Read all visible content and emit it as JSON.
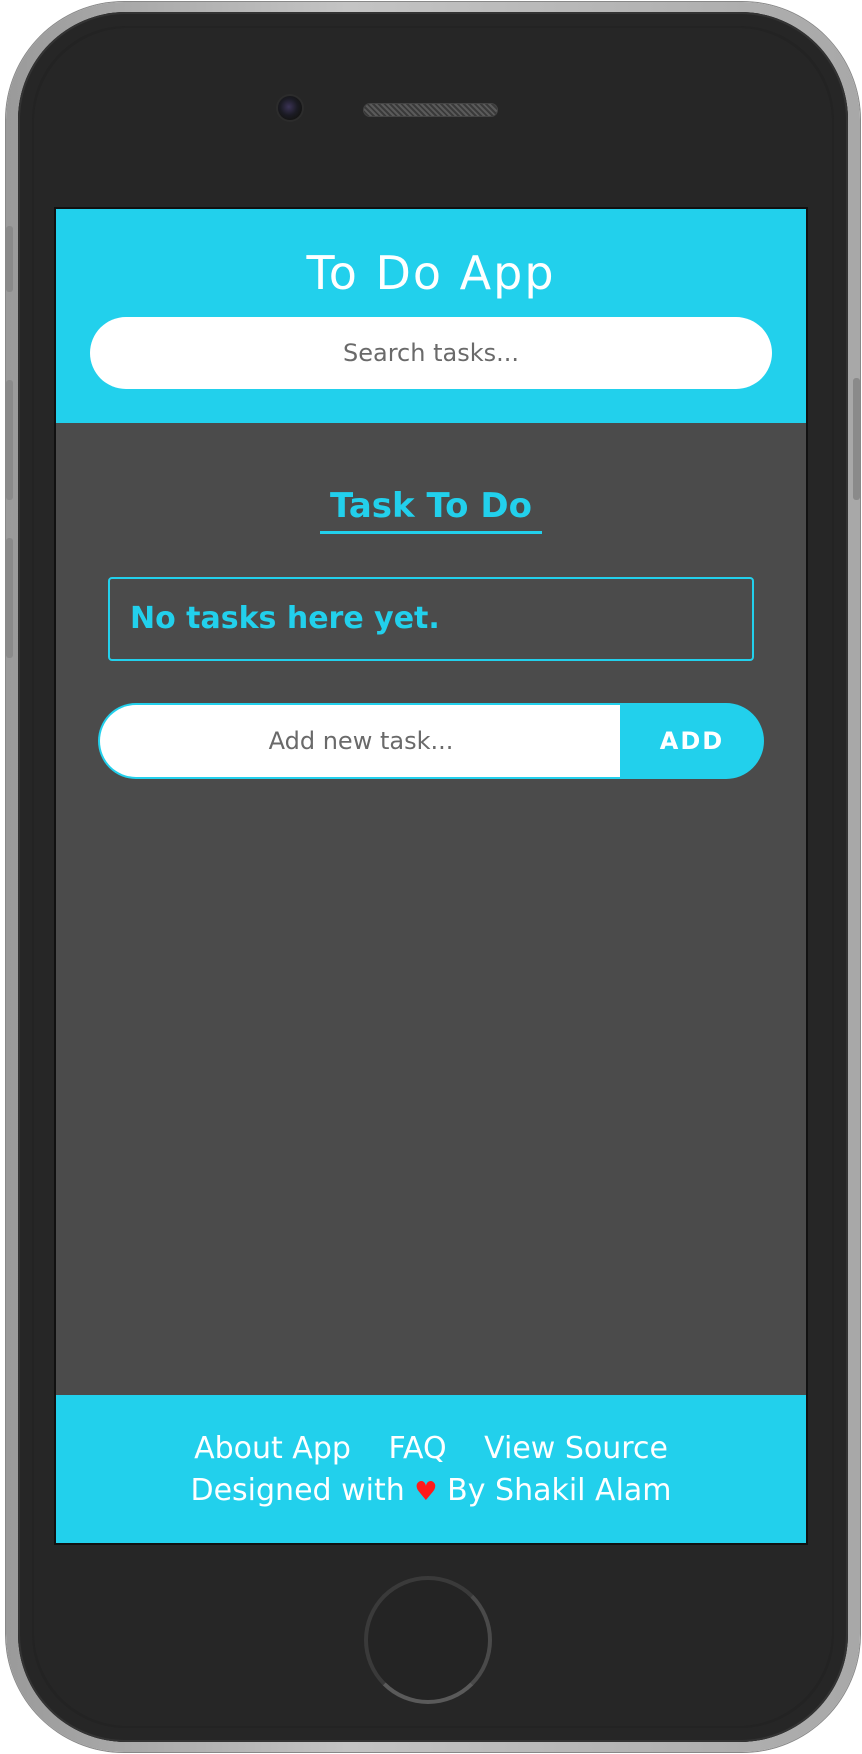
{
  "header": {
    "title": "To Do App",
    "search_placeholder": "Search tasks..."
  },
  "main": {
    "section_title": "Task To Do",
    "empty_message": "No tasks here yet.",
    "add_task_placeholder": "Add new task...",
    "add_button_label": "ADD"
  },
  "footer": {
    "links": [
      {
        "label": "About App"
      },
      {
        "label": "FAQ"
      },
      {
        "label": "View Source"
      }
    ],
    "credit_prefix": "Designed with",
    "credit_icon": "heart-icon",
    "credit_suffix": "By Shakil Alam"
  },
  "colors": {
    "accent": "#22d0ec",
    "screen_background": "#4b4b4b",
    "heart": "#ff1a1a"
  }
}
===
— WHAT IS NEEDED —
Determine the number of lines in these entries that contain the word "heart", and write only that number.

— TASK SOLUTION —
2